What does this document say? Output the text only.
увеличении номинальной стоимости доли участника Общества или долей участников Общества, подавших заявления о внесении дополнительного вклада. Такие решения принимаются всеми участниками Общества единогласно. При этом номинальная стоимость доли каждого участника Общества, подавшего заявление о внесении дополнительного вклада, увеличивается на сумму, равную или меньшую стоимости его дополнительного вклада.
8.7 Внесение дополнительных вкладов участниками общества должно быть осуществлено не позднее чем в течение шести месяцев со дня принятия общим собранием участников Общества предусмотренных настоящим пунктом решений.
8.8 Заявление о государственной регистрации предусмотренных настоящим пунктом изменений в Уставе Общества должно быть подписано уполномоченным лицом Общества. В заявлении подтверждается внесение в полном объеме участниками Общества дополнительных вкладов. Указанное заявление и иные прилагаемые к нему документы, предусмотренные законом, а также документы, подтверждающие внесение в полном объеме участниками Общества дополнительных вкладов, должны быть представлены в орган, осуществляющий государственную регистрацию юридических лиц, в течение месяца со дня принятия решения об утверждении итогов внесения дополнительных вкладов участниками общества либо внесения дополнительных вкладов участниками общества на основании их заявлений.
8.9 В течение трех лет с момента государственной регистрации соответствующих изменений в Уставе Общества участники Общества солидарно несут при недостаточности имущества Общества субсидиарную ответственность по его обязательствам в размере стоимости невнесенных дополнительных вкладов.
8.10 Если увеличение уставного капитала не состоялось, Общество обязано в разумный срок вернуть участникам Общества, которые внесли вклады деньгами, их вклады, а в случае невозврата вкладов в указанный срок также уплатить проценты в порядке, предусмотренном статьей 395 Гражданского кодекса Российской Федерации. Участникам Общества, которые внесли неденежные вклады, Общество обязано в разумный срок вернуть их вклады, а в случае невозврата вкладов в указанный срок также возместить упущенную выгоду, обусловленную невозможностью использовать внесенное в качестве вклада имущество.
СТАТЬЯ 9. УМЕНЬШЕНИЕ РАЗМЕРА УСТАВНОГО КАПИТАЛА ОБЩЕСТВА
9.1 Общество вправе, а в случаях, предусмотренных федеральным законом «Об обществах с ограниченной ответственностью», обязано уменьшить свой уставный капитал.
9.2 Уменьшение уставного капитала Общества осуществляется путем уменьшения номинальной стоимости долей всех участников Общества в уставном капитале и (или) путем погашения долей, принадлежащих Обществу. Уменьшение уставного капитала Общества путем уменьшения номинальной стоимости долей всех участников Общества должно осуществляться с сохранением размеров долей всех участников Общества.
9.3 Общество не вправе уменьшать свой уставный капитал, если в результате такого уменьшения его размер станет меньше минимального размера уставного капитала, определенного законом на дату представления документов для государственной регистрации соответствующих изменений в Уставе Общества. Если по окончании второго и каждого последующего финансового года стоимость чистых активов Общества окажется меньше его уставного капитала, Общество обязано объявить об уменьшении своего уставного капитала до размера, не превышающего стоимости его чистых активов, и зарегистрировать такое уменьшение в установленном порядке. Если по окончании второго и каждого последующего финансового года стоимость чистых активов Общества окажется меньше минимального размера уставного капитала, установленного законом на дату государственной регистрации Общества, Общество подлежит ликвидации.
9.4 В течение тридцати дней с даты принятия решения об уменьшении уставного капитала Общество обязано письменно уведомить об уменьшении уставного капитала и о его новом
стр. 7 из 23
---
Short problem:
Set down all of the data above, word for word.

Answer to the task:
What does this document say? Output the text only.
увеличении номинальной стоимости доли участника Общества или долей участников Общества, подавших заявления о внесении дополнительного вклада. Такие решения принимаются всеми участниками Общества единогласно. При этом номинальная стоимость доли каждого участника Общества, подавшего заявление о внесении дополнительного вклада, увеличивается на сумму, равную или меньшую стоимости его дополнительного вклада.
8.7 Внесение дополнительных вкладов участниками общества должно быть осуществлено не позднее чем в течение шести месяцев со дня принятия общим собранием участников Общества предусмотренных настоящим пунктом решений.
8.8 Заявление о государственной регистрации предусмотренных настоящим пунктом изменений в Уставе Общества должно быть подписано уполномоченным лицом Общества. В заявлении подтверждается внесение в полном объеме участниками Общества дополнительных вкладов. Указанное заявление и иные прилагаемые к нему документы, предусмотренные законом, а также документы, подтверждающие внесение в полном объеме участниками Общества дополнительных вкладов, должны быть представлены в орган, осуществляющий государственную регистрацию юридических лиц, в течение месяца со дня принятия решения об утверждении итогов внесения дополнительных вкладов участниками общества либо внесения дополнительных вкладов участниками общества на основании их заявлений.
8.9 В течение трех лет с момента государственной регистрации соответствующих изменений в Уставе Общества участники Общества солидарно несут при недостаточности имущества Общества субсидиарную ответственность по его обязательствам в размере стоимости невнесенных дополнительных вкладов.
8.10 Если увеличение уставного капитала не состоялось, Общество обязано в разумный срок вернуть участникам Общества, которые внесли вклады деньгами, их вклады, а в случае невозврата вкладов в указанный срок также уплатить проценты в порядке, предусмотренном статьей 395 Гражданского кодекса Российской Федерации. Участникам Общества, которые внесли неденежные вклады, Общество обязано в разумный срок вернуть их вклады, а в случае невозврата вкладов в указанный срок также возместить упущенную выгоду, обусловленную невозможностью использовать внесенное в качестве вклада имущество.
СТАТЬЯ 9. УМЕНЬШЕНИЕ РАЗМЕРА УСТАВНОГО КАПИТАЛА ОБЩЕСТВА
9.1 Общество вправе, а в случаях, предусмотренных федеральным законом «Об обществах с ограниченной ответственностью», обязано уменьшить свой уставный капитал.
9.2 Уменьшение уставного капитала Общества осуществляется путем уменьшения номинальной стоимости долей всех участников Общества в уставном капитале и (или) путем погашения долей, принадлежащих Обществу. Уменьшение уставного капитала Общества путем уменьшения номинальной стоимости долей всех участников Общества должно осуществляться с сохранением размеров долей всех участников Общества.
9.3 Общество не вправе уменьшать свой уставный капитал, если в результате такого уменьшения его размер станет меньше минимального размера уставного капитала, определенного законом на дату представления документов для государственной регистрации соответствующих изменений в Уставе Общества. Если по окончании второго и каждого последующего финансового года стоимость чистых активов Общества окажется меньше его уставного капитала, Общество обязано объявить об уменьшении своего уставного капитала до размера, не превышающего стоимости его чистых активов, и зарегистрировать такое уменьшение в установленном порядке. Если по окончании второго и каждого последующего финансового года стоимость чистых активов Общества окажется меньше минимального размера уставного капитала, установленного законом на дату государственной регистрации Общества, Общество подлежит ликвидации.
9.4 В течение тридцати дней с даты принятия решения об уменьшении уставного капитала Общество обязано письменно уведомить об уменьшении уставного капитала и о его новом
стр. 7 из 23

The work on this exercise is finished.